**Given task:** Set down every entry again word for word, please, but skip the pictures.

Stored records
+++++
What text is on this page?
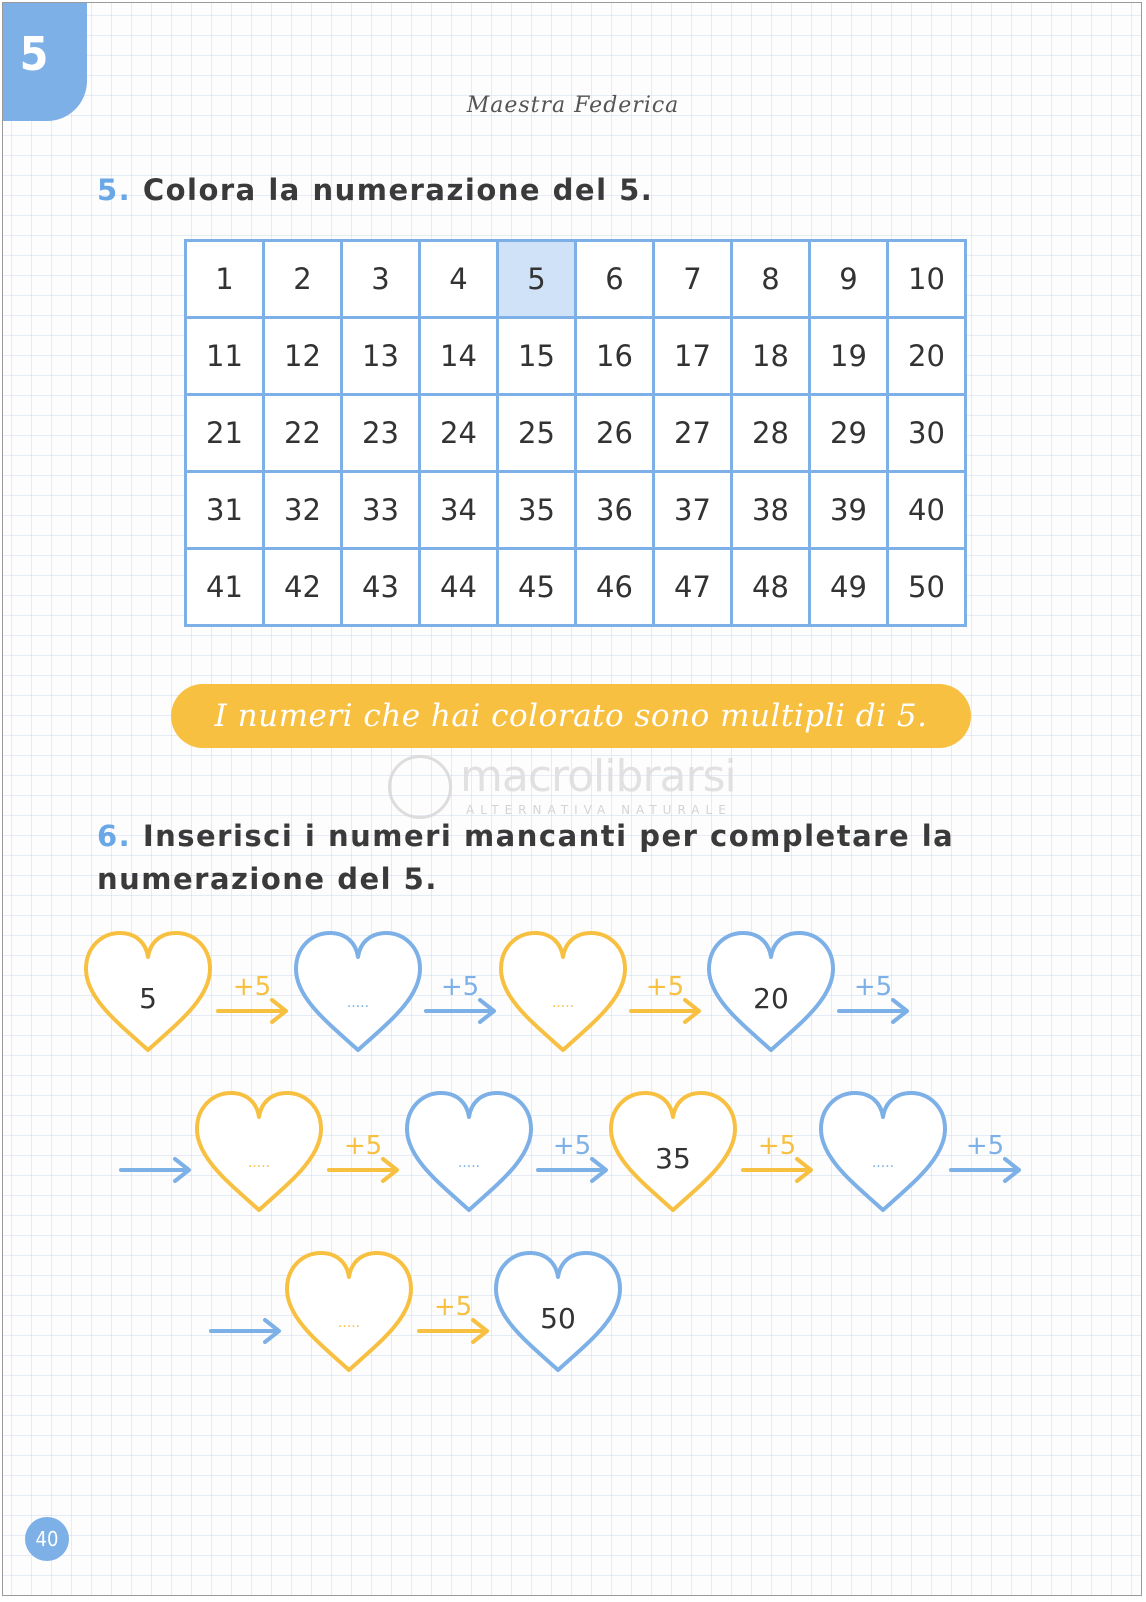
5
Maestra Federica
5. Colora la numerazione del 5.
1	2	3	4	5	6	7	8	9	10
11	12	13	14	15	16	17	18	19	20
21	22	23	24	25	26	27	28	29	30
31	32	33	34	35	36	37	38	39	40
41	42	43	44	45	46	47	48	49	50
I numeri che hai colorato sono multipli di 5.
macrolibrarsi
ALTERNATIVA NATURALE
6. Inserisci i numeri mancanti per completare la
numerazione del 5.
5	.....	.....	20
.....	.....	35	.....
.....	50
+5	+5	+5	+5
+5	+5	+5	+5
+5
40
+++++
**Reply:**
What text is on this page?
5
Maestra Federica
5. Colora la numerazione del 5.
1	2	3	4	5	6	7	8	9	10
11	12	13	14	15	16	17	18	19	20
21	22	23	24	25	26	27	28	29	30
31	32	33	34	35	36	37	38	39	40
41	42	43	44	45	46	47	48	49	50
I numeri che hai colorato sono multipli di 5.
macrolibrarsi
ALTERNATIVA NATURALE
6. Inserisci i numeri mancanti per completare la
numerazione del 5.
5	.....	.....	20
.....	.....	35	.....
.....	50
+5	+5	+5	+5
+5	+5	+5	+5
+5
40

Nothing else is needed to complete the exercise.